■ INPUT MATERIAL

==================================================

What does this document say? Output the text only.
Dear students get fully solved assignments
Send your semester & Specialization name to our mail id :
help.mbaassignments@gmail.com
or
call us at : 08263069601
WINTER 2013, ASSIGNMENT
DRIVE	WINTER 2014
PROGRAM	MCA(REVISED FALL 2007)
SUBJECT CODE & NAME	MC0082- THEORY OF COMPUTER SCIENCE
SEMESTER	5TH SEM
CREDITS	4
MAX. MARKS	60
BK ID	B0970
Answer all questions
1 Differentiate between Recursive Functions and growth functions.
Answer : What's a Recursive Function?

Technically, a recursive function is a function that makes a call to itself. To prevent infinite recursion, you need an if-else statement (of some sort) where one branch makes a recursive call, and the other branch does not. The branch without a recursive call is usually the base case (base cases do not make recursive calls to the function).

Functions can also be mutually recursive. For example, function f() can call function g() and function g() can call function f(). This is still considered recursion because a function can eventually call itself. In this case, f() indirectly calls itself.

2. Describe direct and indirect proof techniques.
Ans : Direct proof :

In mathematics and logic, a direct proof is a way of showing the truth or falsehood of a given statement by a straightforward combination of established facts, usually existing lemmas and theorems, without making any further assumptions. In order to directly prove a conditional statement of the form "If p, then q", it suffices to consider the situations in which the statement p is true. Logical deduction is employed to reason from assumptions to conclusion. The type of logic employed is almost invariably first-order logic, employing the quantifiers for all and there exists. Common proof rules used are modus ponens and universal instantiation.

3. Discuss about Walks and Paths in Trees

==================================================

■ TASK DESCRIPTION
Make an exact copy of every line in the data.

■ TASK RESPONSE
What does this document say? Output the text only.
Dear students get fully solved assignments
Send your semester & Specialization name to our mail id :
help.mbaassignments@gmail.com
or
call us at : 08263069601
WINTER 2013, ASSIGNMENT
DRIVE	WINTER 2014
PROGRAM	MCA(REVISED FALL 2007)
SUBJECT CODE & NAME	MC0082- THEORY OF COMPUTER SCIENCE
SEMESTER	5TH SEM
CREDITS	4
MAX. MARKS	60
BK ID	B0970
Answer all questions
1 Differentiate between Recursive Functions and growth functions.
Answer : What's a Recursive Function?

Technically, a recursive function is a function that makes a call to itself. To prevent infinite recursion, you need an if-else statement (of some sort) where one branch makes a recursive call, and the other branch does not. The branch without a recursive call is usually the base case (base cases do not make recursive calls to the function).

Functions can also be mutually recursive. For example, function f() can call function g() and function g() can call function f(). This is still considered recursion because a function can eventually call itself. In this case, f() indirectly calls itself.

2. Describe direct and indirect proof techniques.
Ans : Direct proof :

In mathematics and logic, a direct proof is a way of showing the truth or falsehood of a given statement by a straightforward combination of established facts, usually existing lemmas and theorems, without making any further assumptions. In order to directly prove a conditional statement of the form "If p, then q", it suffices to consider the situations in which the statement p is true. Logical deduction is employed to reason from assumptions to conclusion. The type of logic employed is almost invariably first-order logic, employing the quantifiers for all and there exists. Common proof rules used are modus ponens and universal instantiation.

3. Discuss about Walks and Paths in Trees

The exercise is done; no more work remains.